--- Begin ---
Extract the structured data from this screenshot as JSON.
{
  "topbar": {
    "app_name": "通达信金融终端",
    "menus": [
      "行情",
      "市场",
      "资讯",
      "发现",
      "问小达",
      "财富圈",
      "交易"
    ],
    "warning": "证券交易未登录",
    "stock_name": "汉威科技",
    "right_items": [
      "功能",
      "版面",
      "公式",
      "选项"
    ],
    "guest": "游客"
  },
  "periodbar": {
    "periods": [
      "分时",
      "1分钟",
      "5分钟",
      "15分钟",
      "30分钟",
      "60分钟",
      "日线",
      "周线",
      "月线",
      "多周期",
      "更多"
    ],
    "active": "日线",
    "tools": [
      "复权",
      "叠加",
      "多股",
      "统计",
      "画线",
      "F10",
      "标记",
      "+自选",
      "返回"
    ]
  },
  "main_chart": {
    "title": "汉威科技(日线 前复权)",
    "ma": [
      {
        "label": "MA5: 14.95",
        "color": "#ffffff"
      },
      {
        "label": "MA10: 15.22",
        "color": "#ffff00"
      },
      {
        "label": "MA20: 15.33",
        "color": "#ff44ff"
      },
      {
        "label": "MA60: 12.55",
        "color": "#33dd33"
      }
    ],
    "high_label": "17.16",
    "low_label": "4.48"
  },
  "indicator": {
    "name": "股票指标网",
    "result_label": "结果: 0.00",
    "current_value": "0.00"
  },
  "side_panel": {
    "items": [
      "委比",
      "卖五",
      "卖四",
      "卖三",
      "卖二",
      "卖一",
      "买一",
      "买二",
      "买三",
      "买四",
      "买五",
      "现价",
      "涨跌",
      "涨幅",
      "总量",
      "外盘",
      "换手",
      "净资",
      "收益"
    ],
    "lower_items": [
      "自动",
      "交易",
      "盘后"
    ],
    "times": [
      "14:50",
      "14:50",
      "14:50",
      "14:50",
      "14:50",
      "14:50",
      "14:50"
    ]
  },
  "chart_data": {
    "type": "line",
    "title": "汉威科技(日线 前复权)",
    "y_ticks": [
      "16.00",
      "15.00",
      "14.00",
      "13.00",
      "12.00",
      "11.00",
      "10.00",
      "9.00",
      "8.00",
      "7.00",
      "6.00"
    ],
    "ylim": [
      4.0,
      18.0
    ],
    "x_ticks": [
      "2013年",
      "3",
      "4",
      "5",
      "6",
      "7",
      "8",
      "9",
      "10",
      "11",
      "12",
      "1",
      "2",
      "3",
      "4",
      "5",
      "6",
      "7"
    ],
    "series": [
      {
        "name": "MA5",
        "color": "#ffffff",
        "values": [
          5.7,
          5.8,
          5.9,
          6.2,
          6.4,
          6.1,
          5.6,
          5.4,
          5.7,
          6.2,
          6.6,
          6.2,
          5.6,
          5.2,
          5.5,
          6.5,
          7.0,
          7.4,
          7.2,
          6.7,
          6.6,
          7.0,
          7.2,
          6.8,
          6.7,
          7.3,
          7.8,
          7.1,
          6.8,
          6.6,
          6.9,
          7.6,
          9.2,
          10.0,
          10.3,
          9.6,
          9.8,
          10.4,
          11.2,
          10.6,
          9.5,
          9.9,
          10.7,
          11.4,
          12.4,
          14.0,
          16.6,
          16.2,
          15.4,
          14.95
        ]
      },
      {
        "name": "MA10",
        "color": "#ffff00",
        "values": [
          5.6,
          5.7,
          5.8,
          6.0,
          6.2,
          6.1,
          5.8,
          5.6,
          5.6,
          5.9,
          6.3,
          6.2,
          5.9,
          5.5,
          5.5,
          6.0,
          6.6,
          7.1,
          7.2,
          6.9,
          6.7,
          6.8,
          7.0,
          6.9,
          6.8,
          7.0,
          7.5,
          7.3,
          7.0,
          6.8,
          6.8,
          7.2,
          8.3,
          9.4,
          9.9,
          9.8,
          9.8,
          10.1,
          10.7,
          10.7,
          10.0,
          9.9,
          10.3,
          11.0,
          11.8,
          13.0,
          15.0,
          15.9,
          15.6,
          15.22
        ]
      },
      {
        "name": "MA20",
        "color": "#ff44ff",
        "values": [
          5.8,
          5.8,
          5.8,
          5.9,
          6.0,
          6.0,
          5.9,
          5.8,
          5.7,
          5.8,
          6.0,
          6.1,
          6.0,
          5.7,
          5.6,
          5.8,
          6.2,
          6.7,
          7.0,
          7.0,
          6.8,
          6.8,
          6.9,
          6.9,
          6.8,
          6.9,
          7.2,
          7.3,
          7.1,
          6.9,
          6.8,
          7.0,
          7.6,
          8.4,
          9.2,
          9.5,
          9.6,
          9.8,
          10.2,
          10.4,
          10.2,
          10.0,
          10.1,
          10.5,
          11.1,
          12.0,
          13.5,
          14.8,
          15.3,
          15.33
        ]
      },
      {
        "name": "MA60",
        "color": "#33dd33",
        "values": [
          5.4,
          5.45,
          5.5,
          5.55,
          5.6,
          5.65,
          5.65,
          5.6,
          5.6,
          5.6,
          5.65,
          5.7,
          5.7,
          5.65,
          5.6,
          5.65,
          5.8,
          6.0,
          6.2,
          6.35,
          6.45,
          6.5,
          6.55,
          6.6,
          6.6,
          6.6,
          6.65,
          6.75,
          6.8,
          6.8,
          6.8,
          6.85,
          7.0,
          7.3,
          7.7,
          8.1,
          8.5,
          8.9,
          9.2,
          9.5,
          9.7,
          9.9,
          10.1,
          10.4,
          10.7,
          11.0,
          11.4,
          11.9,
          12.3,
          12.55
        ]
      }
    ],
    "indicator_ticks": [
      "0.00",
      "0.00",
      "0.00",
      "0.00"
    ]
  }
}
--- End ---
▶ **TASK REQUIREMENTS**
List the lines of the entries that include "color".

▶ **ANSWER TO THE PROBLEM**
        "color": "#ffffff"
        "color": "#ffff00"
        "color": "#ff44ff"
        "color": "#33dd33"
        "color": "#ffffff",
        "color": "#ffff00",
        "color": "#ff44ff",
        "color": "#33dd33",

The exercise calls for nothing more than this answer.